What the task asks ▸
Return the whole listing exactly as it stands.

(Data entries for graphics)
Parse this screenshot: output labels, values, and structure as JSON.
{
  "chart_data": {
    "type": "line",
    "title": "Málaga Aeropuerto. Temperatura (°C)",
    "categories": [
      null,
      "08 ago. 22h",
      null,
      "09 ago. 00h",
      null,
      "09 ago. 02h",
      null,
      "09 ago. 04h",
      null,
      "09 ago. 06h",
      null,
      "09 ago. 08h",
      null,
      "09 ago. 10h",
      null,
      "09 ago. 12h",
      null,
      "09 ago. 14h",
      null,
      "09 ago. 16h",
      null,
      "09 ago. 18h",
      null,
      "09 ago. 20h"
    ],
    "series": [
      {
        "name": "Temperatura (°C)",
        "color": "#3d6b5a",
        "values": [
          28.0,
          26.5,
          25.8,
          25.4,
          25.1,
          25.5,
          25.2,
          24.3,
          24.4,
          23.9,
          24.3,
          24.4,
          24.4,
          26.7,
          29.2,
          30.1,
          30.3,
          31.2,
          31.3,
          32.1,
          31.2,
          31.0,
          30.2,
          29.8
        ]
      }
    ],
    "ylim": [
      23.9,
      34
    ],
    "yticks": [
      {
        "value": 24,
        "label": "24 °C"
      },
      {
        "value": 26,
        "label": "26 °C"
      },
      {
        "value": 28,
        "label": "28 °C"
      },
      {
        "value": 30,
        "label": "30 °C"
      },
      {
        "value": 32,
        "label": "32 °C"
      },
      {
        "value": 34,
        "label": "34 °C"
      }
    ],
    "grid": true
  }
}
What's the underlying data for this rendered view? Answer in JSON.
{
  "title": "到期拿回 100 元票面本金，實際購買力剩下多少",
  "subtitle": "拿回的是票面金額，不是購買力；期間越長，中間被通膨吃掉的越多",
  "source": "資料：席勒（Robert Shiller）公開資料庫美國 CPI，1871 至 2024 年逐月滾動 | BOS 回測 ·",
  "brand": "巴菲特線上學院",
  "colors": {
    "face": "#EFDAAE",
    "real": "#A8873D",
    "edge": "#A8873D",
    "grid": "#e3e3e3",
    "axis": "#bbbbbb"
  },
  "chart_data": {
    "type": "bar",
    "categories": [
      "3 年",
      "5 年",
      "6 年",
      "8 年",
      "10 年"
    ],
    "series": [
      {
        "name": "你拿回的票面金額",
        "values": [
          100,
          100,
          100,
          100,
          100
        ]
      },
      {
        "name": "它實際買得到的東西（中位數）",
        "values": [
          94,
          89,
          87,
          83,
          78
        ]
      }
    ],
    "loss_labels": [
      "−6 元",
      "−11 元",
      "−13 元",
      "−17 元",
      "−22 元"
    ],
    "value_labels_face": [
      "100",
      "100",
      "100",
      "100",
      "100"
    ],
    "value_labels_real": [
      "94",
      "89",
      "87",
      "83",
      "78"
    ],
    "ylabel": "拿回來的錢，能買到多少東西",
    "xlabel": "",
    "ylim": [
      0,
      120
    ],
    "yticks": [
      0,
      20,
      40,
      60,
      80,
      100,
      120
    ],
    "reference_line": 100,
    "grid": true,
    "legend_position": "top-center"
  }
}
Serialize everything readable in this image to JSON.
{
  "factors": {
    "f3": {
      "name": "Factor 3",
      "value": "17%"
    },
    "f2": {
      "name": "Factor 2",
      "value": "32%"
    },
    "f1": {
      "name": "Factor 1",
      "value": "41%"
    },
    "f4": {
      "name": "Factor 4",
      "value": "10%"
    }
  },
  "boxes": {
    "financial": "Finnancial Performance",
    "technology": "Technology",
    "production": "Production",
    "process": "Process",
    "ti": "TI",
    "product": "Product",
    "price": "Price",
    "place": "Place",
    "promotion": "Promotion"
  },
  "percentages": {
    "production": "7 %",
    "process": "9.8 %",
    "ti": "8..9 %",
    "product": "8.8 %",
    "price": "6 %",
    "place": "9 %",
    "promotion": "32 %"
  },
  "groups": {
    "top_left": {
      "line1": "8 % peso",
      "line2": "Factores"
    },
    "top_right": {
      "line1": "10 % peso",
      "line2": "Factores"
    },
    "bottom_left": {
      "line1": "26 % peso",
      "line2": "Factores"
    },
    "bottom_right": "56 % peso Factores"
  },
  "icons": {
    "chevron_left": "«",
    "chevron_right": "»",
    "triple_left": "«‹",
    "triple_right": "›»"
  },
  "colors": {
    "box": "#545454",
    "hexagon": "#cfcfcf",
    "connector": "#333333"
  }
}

Solution to this exercise ▸
Parse this screenshot: output labels, values, and structure as JSON.
{
  "chart_data": {
    "type": "line",
    "title": "Málaga Aeropuerto. Temperatura (°C)",
    "categories": [
      null,
      "08 ago. 22h",
      null,
      "09 ago. 00h",
      null,
      "09 ago. 02h",
      null,
      "09 ago. 04h",
      null,
      "09 ago. 06h",
      null,
      "09 ago. 08h",
      null,
      "09 ago. 10h",
      null,
      "09 ago. 12h",
      null,
      "09 ago. 14h",
      null,
      "09 ago. 16h",
      null,
      "09 ago. 18h",
      null,
      "09 ago. 20h"
    ],
    "series": [
      {
        "name": "Temperatura (°C)",
        "color": "#3d6b5a",
        "values": [
          28.0,
          26.5,
          25.8,
          25.4,
          25.1,
          25.5,
          25.2,
          24.3,
          24.4,
          23.9,
          24.3,
          24.4,
          24.4,
          26.7,
          29.2,
          30.1,
          30.3,
          31.2,
          31.3,
          32.1,
          31.2,
          31.0,
          30.2,
          29.8
        ]
      }
    ],
    "ylim": [
      23.9,
      34
    ],
    "yticks": [
      {
        "value": 24,
        "label": "24 °C"
      },
      {
        "value": 26,
        "label": "26 °C"
      },
      {
        "value": 28,
        "label": "28 °C"
      },
      {
        "value": 30,
        "label": "30 °C"
      },
      {
        "value": 32,
        "label": "32 °C"
      },
      {
        "value": 34,
        "label": "34 °C"
      }
    ],
    "grid": true
  }
}
What's the underlying data for this rendered view? Answer in JSON.
{
  "title": "到期拿回 100 元票面本金，實際購買力剩下多少",
  "subtitle": "拿回的是票面金額，不是購買力；期間越長，中間被通膨吃掉的越多",
  "source": "資料：席勒（Robert Shiller）公開資料庫美國 CPI，1871 至 2024 年逐月滾動 | BOS 回測 ·",
  "brand": "巴菲特線上學院",
  "colors": {
    "face": "#EFDAAE",
    "real": "#A8873D",
    "edge": "#A8873D",
    "grid": "#e3e3e3",
    "axis": "#bbbbbb"
  },
  "chart_data": {
    "type": "bar",
    "categories": [
      "3 年",
      "5 年",
      "6 年",
      "8 年",
      "10 年"
    ],
    "series": [
      {
        "name": "你拿回的票面金額",
        "values": [
          100,
          100,
          100,
          100,
          100
        ]
      },
      {
        "name": "它實際買得到的東西（中位數）",
        "values": [
          94,
          89,
          87,
          83,
          78
        ]
      }
    ],
    "loss_labels": [
      "−6 元",
      "−11 元",
      "−13 元",
      "−17 元",
      "−22 元"
    ],
    "value_labels_face": [
      "100",
      "100",
      "100",
      "100",
      "100"
    ],
    "value_labels_real": [
      "94",
      "89",
      "87",
      "83",
      "78"
    ],
    "ylabel": "拿回來的錢，能買到多少東西",
    "xlabel": "",
    "ylim": [
      0,
      120
    ],
    "yticks": [
      0,
      20,
      40,
      60,
      80,
      100,
      120
    ],
    "reference_line": 100,
    "grid": true,
    "legend_position": "top-center"
  }
}
Serialize everything readable in this image to JSON.
{
  "factors": {
    "f3": {
      "name": "Factor 3",
      "value": "17%"
    },
    "f2": {
      "name": "Factor 2",
      "value": "32%"
    },
    "f1": {
      "name": "Factor 1",
      "value": "41%"
    },
    "f4": {
      "name": "Factor 4",
      "value": "10%"
    }
  },
  "boxes": {
    "financial": "Finnancial Performance",
    "technology": "Technology",
    "production": "Production",
    "process": "Process",
    "ti": "TI",
    "product": "Product",
    "price": "Price",
    "place": "Place",
    "promotion": "Promotion"
  },
  "percentages": {
    "production": "7 %",
    "process": "9.8 %",
    "ti": "8..9 %",
    "product": "8.8 %",
    "price": "6 %",
    "place": "9 %",
    "promotion": "32 %"
  },
  "groups": {
    "top_left": {
      "line1": "8 % peso",
      "line2": "Factores"
    },
    "top_right": {
      "line1": "10 % peso",
      "line2": "Factores"
    },
    "bottom_left": {
      "line1": "26 % peso",
      "line2": "Factores"
    },
    "bottom_right": "56 % peso Factores"
  },
  "icons": {
    "chevron_left": "«",
    "chevron_right": "»",
    "triple_left": "«‹",
    "triple_right": "›»"
  },
  "colors": {
    "box": "#545454",
    "hexagon": "#cfcfcf",
    "connector": "#333333"
  }
}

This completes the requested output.